STATED TASK: Wherever the string "offset" appears, copy the whole line.

DATA IN THIS EXERCISE:
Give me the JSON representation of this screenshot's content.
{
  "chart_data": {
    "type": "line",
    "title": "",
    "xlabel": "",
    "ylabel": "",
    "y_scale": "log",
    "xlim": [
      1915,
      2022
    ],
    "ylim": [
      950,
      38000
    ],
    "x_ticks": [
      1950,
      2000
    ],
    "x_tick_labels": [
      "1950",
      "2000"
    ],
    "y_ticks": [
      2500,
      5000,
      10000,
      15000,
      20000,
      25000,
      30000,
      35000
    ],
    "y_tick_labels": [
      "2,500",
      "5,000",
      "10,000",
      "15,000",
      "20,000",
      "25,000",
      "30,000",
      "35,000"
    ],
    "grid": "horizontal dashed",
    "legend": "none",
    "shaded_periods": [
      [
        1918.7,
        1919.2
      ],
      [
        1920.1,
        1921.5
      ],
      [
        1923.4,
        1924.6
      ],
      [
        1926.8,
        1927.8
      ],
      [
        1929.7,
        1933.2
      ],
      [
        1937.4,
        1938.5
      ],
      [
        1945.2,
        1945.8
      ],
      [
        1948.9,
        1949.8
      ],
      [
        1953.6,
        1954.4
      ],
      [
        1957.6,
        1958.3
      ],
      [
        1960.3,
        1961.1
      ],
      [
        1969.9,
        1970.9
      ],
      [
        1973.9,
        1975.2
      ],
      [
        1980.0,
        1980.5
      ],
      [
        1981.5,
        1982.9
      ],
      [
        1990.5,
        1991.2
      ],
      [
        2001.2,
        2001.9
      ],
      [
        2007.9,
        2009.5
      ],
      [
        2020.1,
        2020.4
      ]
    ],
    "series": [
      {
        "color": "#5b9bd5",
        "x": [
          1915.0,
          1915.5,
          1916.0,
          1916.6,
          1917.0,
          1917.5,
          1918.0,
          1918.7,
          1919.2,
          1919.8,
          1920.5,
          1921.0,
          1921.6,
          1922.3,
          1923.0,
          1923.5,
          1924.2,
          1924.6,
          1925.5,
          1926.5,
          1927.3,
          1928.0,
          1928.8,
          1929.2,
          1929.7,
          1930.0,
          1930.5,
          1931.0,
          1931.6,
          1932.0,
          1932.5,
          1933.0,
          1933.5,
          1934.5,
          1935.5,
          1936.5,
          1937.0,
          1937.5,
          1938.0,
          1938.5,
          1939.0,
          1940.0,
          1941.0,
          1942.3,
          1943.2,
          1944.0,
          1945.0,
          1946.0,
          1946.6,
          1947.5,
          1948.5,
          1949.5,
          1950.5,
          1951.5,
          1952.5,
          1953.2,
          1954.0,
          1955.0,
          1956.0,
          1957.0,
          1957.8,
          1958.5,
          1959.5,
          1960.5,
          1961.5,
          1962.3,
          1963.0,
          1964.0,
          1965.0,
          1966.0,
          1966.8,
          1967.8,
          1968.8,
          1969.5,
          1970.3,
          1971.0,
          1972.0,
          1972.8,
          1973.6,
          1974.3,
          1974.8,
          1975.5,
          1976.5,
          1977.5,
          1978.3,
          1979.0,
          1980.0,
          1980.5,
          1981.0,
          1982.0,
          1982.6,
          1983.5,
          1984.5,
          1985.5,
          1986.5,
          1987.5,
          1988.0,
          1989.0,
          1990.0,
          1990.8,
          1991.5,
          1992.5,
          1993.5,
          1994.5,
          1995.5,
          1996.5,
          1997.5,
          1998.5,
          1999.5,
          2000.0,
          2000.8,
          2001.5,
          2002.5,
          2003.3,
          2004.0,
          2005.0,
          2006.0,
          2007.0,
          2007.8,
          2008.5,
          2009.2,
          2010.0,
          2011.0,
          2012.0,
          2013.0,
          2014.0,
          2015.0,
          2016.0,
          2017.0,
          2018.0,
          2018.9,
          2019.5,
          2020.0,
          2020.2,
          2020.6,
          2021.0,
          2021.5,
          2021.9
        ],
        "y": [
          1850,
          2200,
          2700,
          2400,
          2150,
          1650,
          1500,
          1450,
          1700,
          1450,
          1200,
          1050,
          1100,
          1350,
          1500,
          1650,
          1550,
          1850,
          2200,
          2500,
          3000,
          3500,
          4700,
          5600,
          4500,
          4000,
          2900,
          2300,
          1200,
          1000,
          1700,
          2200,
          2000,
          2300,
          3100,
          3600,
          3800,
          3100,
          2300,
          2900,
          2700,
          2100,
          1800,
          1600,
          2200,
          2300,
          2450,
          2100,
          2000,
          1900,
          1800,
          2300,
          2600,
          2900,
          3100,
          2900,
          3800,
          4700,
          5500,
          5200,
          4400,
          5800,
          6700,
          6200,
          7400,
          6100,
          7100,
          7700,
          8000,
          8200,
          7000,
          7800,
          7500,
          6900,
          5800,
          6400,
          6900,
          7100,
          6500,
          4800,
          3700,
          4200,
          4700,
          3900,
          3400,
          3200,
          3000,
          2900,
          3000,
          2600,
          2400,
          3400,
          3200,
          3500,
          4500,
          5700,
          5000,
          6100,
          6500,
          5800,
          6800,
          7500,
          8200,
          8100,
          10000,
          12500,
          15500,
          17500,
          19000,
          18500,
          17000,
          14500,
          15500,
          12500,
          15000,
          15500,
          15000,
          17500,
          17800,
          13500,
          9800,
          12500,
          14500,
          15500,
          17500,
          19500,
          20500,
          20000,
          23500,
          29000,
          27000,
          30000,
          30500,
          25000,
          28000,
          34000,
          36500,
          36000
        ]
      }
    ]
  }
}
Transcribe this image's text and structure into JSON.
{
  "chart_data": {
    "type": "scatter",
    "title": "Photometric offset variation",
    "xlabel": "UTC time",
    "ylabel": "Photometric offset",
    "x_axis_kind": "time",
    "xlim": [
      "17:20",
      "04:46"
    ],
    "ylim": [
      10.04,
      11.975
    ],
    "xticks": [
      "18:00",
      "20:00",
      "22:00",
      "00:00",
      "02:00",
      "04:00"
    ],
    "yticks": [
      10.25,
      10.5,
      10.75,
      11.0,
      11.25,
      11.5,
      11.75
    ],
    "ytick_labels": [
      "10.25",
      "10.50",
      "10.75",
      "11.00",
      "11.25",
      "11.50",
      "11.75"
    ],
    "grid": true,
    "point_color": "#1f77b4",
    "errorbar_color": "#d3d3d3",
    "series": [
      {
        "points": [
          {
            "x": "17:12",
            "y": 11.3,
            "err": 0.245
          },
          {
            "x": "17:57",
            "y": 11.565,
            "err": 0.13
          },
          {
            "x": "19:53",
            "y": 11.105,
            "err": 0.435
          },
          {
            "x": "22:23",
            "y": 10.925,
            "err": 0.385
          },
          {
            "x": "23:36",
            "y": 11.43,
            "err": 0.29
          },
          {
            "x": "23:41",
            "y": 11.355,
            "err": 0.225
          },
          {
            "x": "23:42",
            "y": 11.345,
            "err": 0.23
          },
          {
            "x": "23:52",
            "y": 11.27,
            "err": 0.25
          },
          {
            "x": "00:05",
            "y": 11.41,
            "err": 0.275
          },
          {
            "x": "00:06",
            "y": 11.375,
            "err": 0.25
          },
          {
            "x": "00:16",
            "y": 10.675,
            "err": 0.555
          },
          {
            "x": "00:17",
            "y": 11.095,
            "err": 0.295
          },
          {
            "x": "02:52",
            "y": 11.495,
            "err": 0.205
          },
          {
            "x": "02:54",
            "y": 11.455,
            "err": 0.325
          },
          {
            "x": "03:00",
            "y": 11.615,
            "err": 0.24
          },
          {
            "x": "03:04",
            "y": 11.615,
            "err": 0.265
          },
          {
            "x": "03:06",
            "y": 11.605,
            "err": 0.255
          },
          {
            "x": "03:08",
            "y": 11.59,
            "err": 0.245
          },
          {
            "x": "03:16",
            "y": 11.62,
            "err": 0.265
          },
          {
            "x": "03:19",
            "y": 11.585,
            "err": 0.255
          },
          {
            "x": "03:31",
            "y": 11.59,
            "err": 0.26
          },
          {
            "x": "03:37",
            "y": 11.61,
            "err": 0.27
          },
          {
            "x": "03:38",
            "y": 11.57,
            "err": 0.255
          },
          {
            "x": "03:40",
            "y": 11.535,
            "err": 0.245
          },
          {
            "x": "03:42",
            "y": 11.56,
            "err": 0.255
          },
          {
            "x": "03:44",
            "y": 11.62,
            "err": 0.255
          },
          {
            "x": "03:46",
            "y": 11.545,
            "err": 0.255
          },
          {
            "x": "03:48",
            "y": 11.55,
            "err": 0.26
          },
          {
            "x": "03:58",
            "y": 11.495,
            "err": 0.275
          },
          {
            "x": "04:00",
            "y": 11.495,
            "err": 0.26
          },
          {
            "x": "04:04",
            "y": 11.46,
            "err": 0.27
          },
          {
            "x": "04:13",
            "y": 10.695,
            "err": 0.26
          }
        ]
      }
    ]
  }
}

RESPONSE TO THIS TASK:
    "title": "Photometric offset variation",
    "ylabel": "Photometric offset",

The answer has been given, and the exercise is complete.